**WHAT THE TASK ASKS:**
Look for the word "text" in the entries below, then copy every line that has it.

**RECORDS FOR THE TASK:**
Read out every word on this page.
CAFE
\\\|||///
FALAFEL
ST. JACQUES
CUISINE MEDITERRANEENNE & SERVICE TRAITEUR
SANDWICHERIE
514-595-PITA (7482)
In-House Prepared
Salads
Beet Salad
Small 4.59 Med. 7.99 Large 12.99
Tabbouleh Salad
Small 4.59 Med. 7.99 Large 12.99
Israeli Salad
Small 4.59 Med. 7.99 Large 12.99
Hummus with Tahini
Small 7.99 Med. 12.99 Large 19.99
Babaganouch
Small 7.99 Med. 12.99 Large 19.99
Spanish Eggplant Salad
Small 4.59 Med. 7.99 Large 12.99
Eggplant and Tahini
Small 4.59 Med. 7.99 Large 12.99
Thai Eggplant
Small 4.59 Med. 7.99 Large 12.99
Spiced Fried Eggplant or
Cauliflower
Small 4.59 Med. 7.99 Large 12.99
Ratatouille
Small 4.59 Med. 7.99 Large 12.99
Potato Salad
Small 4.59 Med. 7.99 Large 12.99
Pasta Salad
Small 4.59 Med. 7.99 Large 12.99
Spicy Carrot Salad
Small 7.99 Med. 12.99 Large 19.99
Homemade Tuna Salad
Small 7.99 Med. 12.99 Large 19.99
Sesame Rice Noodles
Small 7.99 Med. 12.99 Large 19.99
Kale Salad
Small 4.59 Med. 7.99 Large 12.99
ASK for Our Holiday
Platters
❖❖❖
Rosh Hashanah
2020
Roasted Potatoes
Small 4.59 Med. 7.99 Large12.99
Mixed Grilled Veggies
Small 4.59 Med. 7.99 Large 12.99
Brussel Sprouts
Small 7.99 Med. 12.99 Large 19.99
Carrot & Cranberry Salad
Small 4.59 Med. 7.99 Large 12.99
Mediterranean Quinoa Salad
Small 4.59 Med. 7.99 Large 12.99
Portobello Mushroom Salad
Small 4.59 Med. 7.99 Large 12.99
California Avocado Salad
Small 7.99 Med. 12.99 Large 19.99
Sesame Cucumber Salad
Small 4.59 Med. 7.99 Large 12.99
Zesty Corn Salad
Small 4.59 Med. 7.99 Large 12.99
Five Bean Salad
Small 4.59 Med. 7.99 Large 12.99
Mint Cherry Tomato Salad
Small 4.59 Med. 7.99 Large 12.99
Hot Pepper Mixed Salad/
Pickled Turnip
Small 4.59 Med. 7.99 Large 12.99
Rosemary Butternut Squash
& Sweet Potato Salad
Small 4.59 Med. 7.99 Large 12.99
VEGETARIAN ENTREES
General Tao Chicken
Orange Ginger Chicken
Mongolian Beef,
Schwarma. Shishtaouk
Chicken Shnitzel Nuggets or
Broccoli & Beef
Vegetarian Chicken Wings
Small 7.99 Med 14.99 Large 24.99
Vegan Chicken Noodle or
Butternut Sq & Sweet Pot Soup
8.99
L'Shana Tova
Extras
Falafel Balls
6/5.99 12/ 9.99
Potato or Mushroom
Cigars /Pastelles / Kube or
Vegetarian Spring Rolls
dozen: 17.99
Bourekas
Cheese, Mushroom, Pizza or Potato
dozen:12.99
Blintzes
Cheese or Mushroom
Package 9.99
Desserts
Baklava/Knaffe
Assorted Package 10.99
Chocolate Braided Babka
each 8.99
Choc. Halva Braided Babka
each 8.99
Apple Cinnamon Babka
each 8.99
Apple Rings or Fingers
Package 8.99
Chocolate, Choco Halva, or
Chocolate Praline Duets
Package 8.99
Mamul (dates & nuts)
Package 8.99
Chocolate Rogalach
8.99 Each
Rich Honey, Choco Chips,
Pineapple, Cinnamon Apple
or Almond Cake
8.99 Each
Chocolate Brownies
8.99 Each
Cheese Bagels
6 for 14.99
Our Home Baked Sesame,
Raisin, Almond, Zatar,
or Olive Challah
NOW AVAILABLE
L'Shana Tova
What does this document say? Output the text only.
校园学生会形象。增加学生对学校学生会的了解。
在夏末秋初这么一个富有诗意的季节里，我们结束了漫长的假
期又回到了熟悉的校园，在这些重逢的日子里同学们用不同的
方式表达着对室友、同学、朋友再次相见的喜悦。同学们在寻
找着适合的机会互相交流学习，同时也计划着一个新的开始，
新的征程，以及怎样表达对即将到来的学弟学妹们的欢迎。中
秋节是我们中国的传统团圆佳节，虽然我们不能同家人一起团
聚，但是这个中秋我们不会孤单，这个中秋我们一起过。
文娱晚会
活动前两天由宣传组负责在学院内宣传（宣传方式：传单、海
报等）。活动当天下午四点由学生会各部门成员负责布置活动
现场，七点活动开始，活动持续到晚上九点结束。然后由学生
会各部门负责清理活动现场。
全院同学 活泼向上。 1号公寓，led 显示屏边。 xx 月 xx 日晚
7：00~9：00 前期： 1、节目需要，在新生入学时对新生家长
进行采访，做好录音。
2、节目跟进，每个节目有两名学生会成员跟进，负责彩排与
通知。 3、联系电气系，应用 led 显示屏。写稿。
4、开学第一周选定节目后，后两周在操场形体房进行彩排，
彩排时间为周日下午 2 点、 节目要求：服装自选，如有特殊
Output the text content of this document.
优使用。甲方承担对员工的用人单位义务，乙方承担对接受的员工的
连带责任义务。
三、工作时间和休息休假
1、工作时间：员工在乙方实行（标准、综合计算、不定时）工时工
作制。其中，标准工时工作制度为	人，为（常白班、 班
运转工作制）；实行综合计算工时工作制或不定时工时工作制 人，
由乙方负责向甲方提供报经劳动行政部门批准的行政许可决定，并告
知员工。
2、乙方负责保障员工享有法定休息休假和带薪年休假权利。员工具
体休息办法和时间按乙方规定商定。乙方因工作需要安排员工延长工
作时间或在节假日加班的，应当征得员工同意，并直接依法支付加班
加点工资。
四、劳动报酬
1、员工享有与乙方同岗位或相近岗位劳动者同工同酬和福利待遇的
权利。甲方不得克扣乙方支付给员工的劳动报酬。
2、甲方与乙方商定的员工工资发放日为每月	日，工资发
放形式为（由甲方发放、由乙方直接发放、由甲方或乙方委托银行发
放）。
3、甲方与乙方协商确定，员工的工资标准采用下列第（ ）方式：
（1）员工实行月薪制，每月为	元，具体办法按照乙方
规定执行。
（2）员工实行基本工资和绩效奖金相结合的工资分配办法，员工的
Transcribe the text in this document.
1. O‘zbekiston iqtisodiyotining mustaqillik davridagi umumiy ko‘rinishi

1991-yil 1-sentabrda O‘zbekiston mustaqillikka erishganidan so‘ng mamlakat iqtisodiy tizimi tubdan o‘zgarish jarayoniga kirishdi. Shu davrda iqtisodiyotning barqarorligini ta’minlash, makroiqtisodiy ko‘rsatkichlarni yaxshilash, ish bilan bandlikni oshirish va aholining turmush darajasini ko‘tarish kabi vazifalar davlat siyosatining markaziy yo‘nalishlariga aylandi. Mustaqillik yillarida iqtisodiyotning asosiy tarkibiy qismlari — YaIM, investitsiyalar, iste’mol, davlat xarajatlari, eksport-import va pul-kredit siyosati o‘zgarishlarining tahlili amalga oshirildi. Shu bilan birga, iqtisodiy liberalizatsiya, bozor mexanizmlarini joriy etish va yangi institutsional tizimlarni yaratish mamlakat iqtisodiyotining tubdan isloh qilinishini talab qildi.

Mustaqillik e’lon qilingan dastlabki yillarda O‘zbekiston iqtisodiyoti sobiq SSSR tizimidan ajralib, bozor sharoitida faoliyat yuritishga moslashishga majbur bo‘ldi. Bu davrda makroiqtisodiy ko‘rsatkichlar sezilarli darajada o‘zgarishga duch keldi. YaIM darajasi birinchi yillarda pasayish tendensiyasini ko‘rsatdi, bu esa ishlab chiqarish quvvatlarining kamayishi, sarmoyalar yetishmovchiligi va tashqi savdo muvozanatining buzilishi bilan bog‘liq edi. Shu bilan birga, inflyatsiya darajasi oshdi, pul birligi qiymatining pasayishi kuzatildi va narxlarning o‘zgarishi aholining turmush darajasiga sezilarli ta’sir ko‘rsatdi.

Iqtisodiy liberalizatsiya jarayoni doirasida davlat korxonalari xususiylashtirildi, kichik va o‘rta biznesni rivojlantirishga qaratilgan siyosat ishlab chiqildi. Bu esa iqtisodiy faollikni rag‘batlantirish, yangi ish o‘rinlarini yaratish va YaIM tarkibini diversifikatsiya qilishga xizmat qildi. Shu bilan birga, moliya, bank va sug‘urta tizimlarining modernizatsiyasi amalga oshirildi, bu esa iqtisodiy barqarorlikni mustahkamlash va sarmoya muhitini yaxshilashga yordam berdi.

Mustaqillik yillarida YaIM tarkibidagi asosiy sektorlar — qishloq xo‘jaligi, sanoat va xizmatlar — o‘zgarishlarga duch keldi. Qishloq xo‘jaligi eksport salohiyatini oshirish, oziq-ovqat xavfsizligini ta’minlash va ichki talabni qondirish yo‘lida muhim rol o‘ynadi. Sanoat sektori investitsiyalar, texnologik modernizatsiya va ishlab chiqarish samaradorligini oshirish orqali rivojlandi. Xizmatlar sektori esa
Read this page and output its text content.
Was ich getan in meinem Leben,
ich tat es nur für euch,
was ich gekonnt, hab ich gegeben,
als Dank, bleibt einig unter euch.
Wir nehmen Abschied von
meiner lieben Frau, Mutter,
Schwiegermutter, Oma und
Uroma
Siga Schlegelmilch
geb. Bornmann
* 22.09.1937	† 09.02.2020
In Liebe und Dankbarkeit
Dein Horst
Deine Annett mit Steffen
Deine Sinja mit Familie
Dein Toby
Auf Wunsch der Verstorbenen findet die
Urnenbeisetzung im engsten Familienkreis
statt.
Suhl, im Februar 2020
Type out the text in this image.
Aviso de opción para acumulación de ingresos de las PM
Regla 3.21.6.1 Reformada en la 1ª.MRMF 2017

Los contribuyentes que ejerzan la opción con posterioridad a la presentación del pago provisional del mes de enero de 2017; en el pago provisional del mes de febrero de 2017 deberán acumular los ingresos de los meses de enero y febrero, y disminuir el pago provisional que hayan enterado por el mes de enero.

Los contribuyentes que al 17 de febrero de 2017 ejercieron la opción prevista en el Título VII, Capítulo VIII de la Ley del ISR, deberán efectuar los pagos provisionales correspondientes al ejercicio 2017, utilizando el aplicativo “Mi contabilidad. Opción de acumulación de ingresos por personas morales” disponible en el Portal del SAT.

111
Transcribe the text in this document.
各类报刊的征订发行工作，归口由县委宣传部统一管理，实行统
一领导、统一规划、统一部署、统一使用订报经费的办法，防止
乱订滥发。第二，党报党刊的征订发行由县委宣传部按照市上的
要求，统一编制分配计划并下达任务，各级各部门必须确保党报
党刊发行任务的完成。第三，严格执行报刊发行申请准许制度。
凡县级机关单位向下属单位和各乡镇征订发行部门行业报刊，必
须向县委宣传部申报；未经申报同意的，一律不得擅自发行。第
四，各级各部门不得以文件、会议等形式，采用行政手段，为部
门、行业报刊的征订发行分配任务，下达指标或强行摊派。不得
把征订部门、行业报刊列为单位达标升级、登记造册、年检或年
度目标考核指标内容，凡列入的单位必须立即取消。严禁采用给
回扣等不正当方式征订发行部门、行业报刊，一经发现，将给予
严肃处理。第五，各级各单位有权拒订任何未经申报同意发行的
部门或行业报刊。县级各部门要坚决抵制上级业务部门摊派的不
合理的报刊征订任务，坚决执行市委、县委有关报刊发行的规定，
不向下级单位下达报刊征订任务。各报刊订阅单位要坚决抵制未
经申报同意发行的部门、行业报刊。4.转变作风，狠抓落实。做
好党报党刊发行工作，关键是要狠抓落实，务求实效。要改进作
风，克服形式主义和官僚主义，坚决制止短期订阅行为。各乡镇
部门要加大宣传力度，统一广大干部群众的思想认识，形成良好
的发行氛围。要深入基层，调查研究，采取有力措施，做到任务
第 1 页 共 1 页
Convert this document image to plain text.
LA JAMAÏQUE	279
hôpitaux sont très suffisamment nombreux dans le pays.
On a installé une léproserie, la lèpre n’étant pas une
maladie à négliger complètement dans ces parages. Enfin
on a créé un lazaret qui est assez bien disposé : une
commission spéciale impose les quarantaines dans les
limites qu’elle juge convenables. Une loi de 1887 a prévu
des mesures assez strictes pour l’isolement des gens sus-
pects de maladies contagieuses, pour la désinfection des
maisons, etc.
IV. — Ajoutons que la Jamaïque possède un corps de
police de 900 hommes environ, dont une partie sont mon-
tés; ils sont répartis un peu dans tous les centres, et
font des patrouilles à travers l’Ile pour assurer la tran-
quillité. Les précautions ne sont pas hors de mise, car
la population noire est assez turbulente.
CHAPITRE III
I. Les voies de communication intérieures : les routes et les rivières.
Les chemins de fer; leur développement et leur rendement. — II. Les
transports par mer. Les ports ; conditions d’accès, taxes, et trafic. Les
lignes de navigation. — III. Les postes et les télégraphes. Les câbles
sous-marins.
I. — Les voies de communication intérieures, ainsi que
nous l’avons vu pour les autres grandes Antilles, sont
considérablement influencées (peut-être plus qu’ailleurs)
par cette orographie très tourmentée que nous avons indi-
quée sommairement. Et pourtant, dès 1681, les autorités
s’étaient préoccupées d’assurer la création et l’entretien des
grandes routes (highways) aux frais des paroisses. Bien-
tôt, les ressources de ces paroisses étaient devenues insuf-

**REPLY:**
What does this document say? Output the text only.
Output the text content of this document.
Transcribe the text in this document.
Read this page and output its text content.
Type out the text in this image.
Transcribe the text in this document.
Convert this document image to plain text.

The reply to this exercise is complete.